>> start DATA ROWS

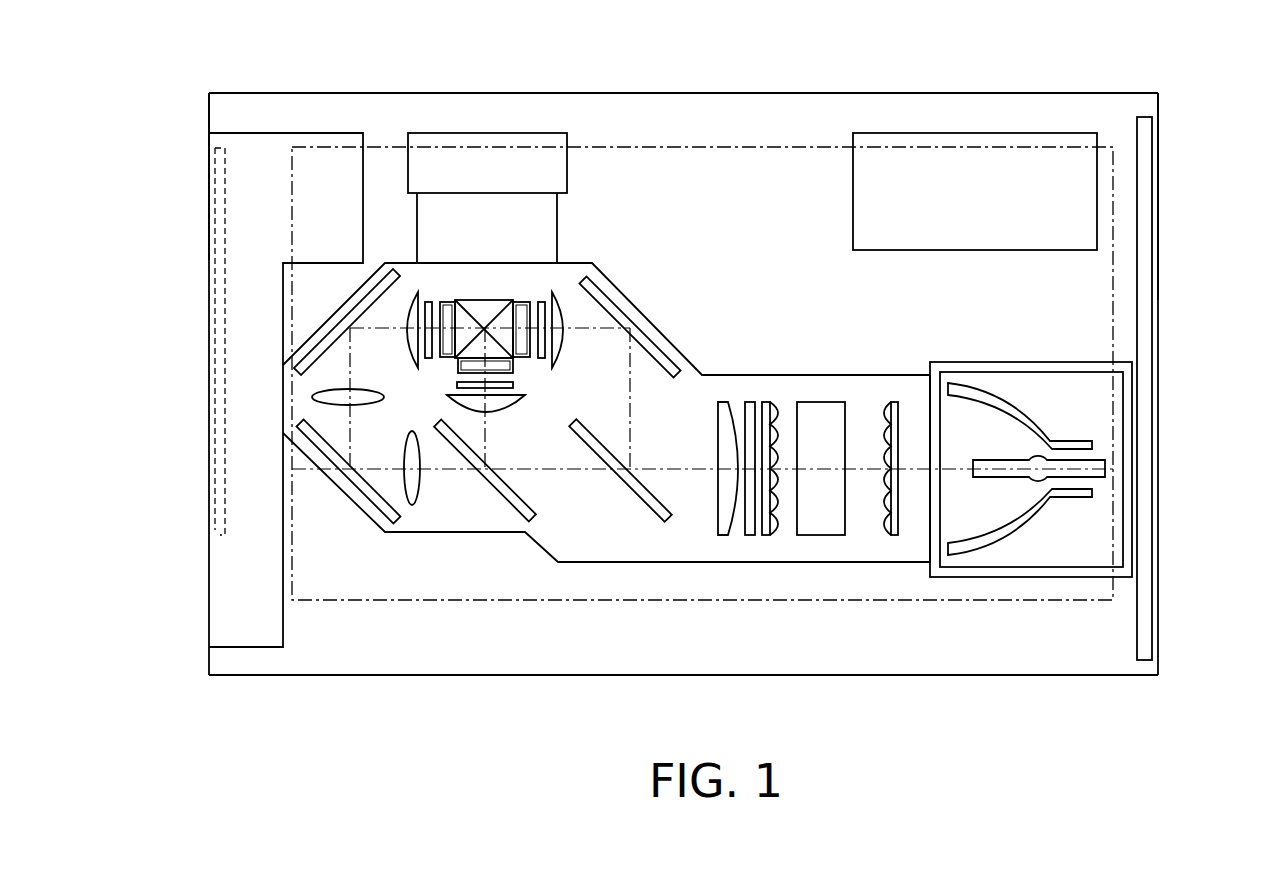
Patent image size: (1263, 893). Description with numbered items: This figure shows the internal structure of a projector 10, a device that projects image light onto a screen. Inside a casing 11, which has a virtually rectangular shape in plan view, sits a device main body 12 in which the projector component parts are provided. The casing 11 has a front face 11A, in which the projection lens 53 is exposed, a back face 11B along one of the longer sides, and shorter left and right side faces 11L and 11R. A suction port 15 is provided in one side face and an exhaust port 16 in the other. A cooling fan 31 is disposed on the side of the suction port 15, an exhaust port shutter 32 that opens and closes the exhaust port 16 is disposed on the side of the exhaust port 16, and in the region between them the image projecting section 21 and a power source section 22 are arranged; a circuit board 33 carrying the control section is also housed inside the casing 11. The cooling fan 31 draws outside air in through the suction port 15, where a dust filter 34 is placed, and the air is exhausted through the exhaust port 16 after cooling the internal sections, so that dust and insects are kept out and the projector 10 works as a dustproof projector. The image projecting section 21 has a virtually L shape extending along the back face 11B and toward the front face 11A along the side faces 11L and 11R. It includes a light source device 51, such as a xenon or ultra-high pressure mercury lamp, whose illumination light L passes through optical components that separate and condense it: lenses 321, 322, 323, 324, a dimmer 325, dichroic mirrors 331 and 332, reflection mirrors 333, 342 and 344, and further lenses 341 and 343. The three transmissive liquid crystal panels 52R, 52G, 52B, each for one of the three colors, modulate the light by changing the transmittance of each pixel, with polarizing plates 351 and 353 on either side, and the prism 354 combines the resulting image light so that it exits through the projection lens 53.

The projector 10 is at (681, 15).
The casing 11 is at (1158, 96).
The front face 11A is at (597, 93).
The back face 11B is at (689, 675).
The right side face 11R is at (208, 245).
The left side face 11L is at (1160, 198).
The device main body 12 is at (960, 87).
The suction port 15 is at (194, 166).
The exhaust port 16 is at (1169, 152).
The image projecting section 21 is at (695, 263).
The power source section 22 is at (853, 195).
The cooling fan 31 is at (270, 130).
The exhaust port shutter 32 is at (1143, 117).
The circuit board 33 is at (733, 147).
The dust filter 34 is at (215, 393).
The light source device 51 is at (946, 586).
The projection lens 53 is at (567, 157).
The illumination light L is at (867, 470).
The lens 321 is at (892, 402).
The lens 322 is at (770, 402).
The lens 323 is at (750, 402).
The lens 324 is at (722, 402).
The dimmer 325 is at (820, 402).
The dichroic mirror 331 is at (640, 505).
The dichroic mirror 332 is at (500, 490).
The reflection mirror 333 is at (645, 338).
The lens 341 is at (412, 490).
The reflection mirror 342 is at (318, 447).
The lens 343 is at (362, 400).
The reflection mirror 344 is at (335, 340).
The polarizing plate 351 is at (430, 302).
The polarizing plate 353 is at (447, 300).
The prism 354 is at (486, 298).
The liquid crystal panel 52R is at (417, 243).
The liquid crystal panel 52G is at (497, 406).
The liquid crystal panel 52B is at (557, 242).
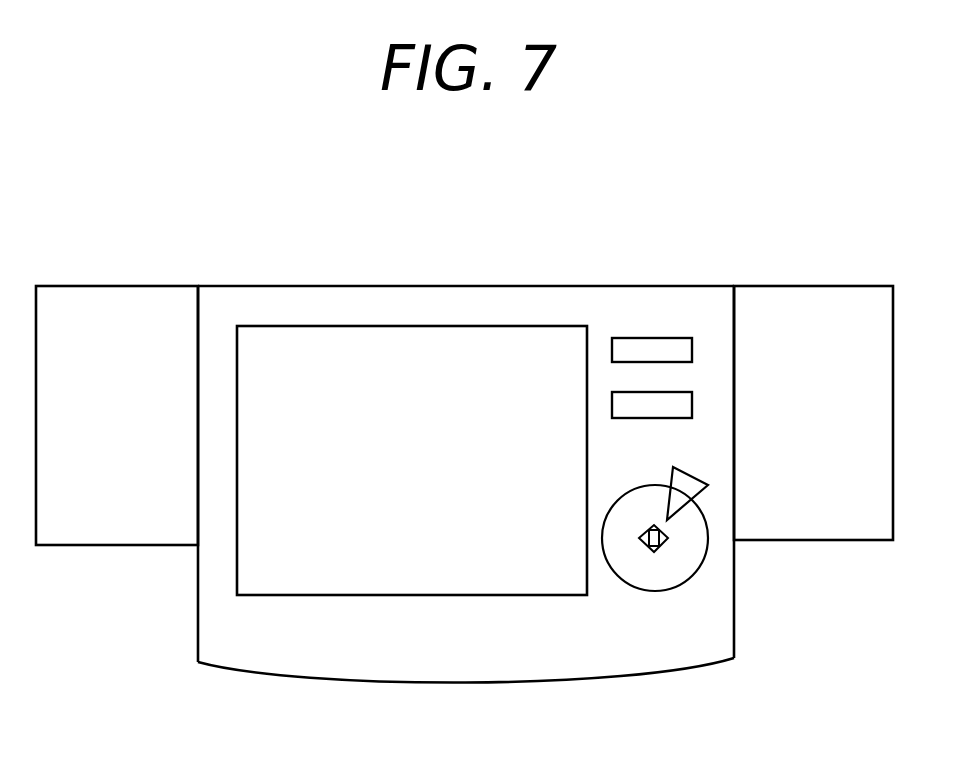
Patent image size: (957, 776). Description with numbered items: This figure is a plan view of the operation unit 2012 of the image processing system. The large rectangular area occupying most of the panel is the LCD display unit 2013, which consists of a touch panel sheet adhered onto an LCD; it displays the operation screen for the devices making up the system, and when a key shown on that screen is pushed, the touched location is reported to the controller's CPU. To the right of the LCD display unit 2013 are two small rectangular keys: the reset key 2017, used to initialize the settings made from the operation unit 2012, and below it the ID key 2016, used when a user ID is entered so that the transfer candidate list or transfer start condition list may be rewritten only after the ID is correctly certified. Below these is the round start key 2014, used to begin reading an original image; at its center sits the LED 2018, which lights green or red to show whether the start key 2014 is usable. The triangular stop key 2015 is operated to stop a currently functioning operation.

The operation unit 2012 is at (463, 286).
The LCD display unit 2013 is at (410, 597).
The start key 2014 is at (657, 593).
The stop key 2015 is at (692, 478).
The ID key 2016 is at (692, 405).
The reset key 2017 is at (692, 348).
The LED 2018 is at (663, 545).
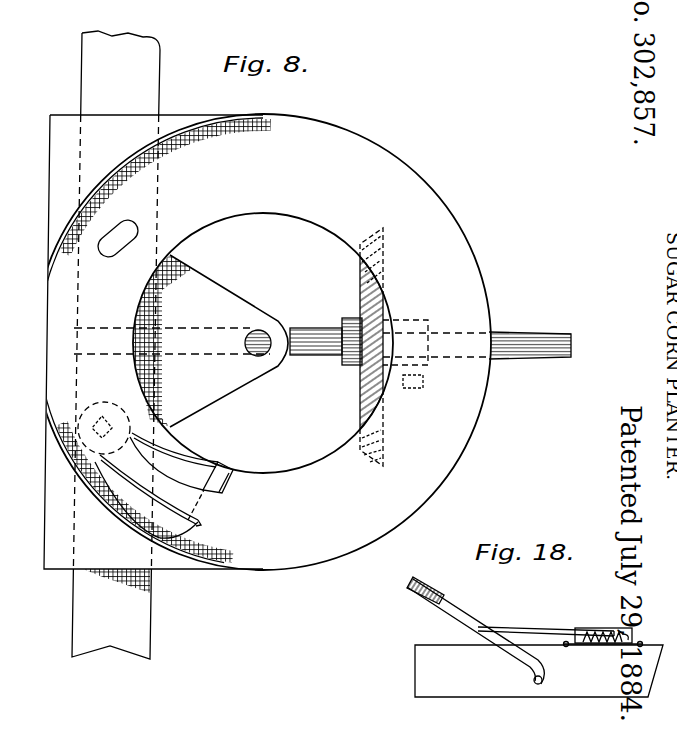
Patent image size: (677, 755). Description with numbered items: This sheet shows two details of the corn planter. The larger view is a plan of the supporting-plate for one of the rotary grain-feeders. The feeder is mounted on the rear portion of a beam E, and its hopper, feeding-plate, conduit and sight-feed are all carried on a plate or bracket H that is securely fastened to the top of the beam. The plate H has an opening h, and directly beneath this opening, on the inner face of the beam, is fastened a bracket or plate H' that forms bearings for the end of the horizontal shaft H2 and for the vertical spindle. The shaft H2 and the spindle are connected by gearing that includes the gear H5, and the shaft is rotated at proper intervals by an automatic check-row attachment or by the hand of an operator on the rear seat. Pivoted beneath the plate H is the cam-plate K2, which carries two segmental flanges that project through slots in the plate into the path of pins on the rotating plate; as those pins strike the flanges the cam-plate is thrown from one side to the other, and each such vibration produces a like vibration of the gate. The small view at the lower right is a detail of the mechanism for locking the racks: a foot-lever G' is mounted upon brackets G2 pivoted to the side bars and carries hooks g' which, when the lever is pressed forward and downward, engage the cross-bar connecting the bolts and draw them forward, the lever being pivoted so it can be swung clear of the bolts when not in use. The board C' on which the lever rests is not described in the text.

In FIG. 8, the beam E is at (116, 345).
In FIG. 8, the plate H is at (263, 342).
In FIG. 8, the bracket H' is at (211, 341).
In FIG. 8, the gear H5 is at (348, 347).
In FIG. 8, the horizontal shaft H2 is at (522, 360).
In FIG. 8, the opening h is at (233, 343).
In FIG. 8, the cam-plate K2 is at (206, 457).
In FIG. 18, the foot-lever G' is at (475, 621).
In FIG. 18, the hook g' is at (546, 617).
In FIG. 18, the bracket G2 is at (607, 630).
In FIG. 18, the frame board C' is at (539, 671).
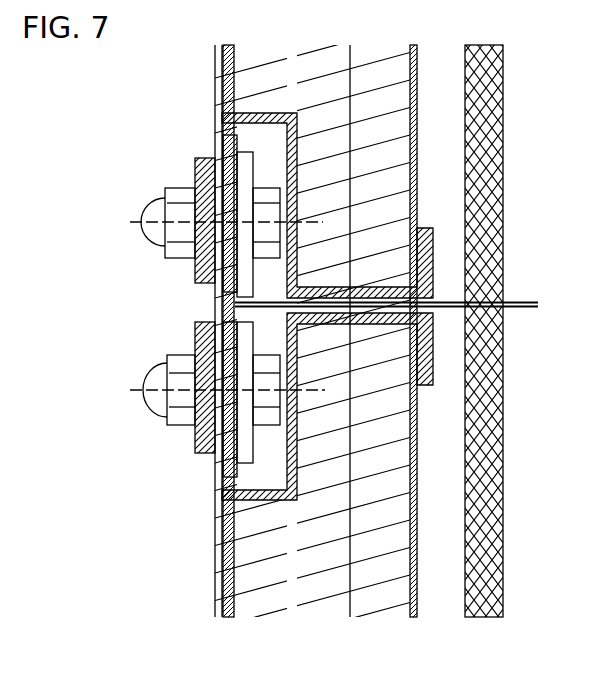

>> end DATA ROWS

List each line in the data above that contains the string "area". Match case exactly.

Patent image size: (957, 776). Description with numbered items: This figure is a plan view of the operation unit 2012 of the image processing system. The large rectangular area occupying most of the panel is the LCD display unit 2013, which consists of a touch panel sheet adhered onto an LCD; it displays the operation screen for the devices making up the system, and when a key shown on that screen is pushed, the touched location is reported to the controller's CPU. To the right of the LCD display unit 2013 are two small rectangular keys: the reset key 2017, used to initialize the settings made from the operation unit 2012, and below it the ID key 2016, used when a user ID is entered so that the transfer candidate list or transfer start condition list may be rewritten only after the ID is correctly certified. Below these is the round start key 2014, used to begin reading an original image; at its center sits the LED 2018, which lights green or red to show whether the start key 2014 is usable. The triangular stop key 2015 is operated to stop a currently functioning operation.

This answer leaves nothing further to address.